REQUIRED WORK
Copy down these rows word for word, everything from the line containing "chart-title: Social cost" down to the line containing "y-tick-label: 600 [47, 209, 72, 224]".

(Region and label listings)
++++++++++

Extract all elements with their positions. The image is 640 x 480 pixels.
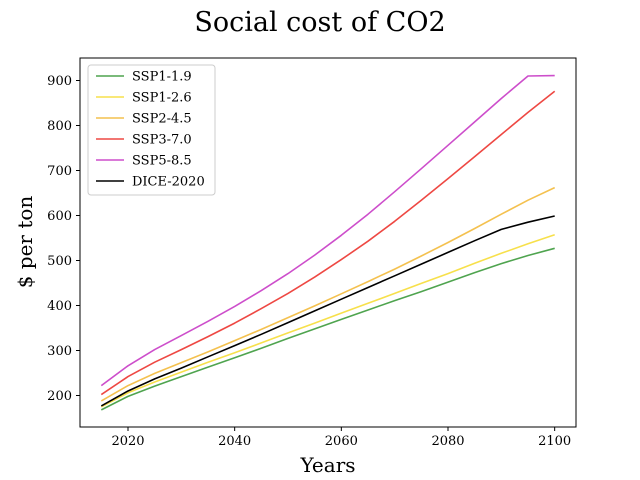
chart-title: Social cost of CO2 [194, 7, 445, 38]
legend-entry: DICE-2020 [132, 175, 205, 190]
x-axis-label: Years [299, 453, 355, 477]
series-line-ssp1-2-6 [100, 234, 555, 408]
y-tick-label: 200 [47, 389, 72, 404]
y-tick-label: 300 [47, 344, 72, 359]
y-tick-label: 400 [47, 299, 72, 314]
series-group [100, 74, 556, 411]
legend-entry: SSP5-8.5 [132, 154, 192, 169]
legend-entry: SSP1-1.9 [132, 70, 192, 85]
series-line-dice-2020 [100, 215, 555, 407]
x-tick-label: 2100 [538, 434, 571, 449]
y-tick-label: 700 [47, 164, 72, 179]
series-line-ssp3-7-0 [100, 90, 556, 396]
legend: SSP1-1.9 SSP1-2.6 SSP2-4.5 SSP3-7.0 SSP5-8.5… [87, 64, 216, 196]
legend-entry: SSP2-4.5 [132, 112, 192, 127]
legend-entry: SSP1-2.6 [132, 91, 192, 106]
y-tick-label: 600 [47, 209, 72, 224]
x-tick-label: 2020 [111, 434, 144, 449]
series-line-ssp2-4-5 [100, 186, 556, 402]
y-axis: 200 300 400 500 600 700 800 900 [47, 74, 80, 404]
x-tick-label: 2040 [218, 434, 251, 449]
y-tick-label: 500 [47, 254, 72, 269]
x-axis: 2020 2040 2060 2080 2100 [111, 427, 571, 449]
plot-area [79, 57, 577, 428]
series-line-ssp5-8-5 [100, 74, 555, 387]
y-tick-label: 800 [47, 119, 72, 134]
x-tick-label: 2060 [325, 434, 358, 449]
series-line-ssp1-1-9 [100, 247, 555, 411]
x-tick-label: 2080 [431, 434, 464, 449]
legend-entry: SSP3-7.0 [132, 133, 192, 148]
y-axis-label: $ per ton [13, 196, 37, 289]
y-tick-label: 900 [47, 74, 72, 89]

++++++++++

EXERCISE OUTPUT
chart-title: Social cost of CO2 [194, 7, 445, 38]
legend-entry: DICE-2020 [132, 175, 205, 190]
x-axis-label: Years [299, 453, 355, 477]
series-line-ssp1-2-6 [100, 234, 555, 408]
y-tick-label: 200 [47, 389, 72, 404]
y-tick-label: 300 [47, 344, 72, 359]
y-tick-label: 400 [47, 299, 72, 314]
series-group [100, 74, 556, 411]
legend-entry: SSP5-8.5 [132, 154, 192, 169]
legend-entry: SSP1-1.9 [132, 70, 192, 85]
series-line-dice-2020 [100, 215, 555, 407]
x-tick-label: 2100 [538, 434, 571, 449]
y-tick-label: 700 [47, 164, 72, 179]
series-line-ssp3-7-0 [100, 90, 556, 396]
legend: SSP1-1.9 SSP1-2.6 SSP2-4.5 SSP3-7.0 SSP5-8.5… [87, 64, 216, 196]
legend-entry: SSP2-4.5 [132, 112, 192, 127]
legend-entry: SSP1-2.6 [132, 91, 192, 106]
y-tick-label: 600 [47, 209, 72, 224]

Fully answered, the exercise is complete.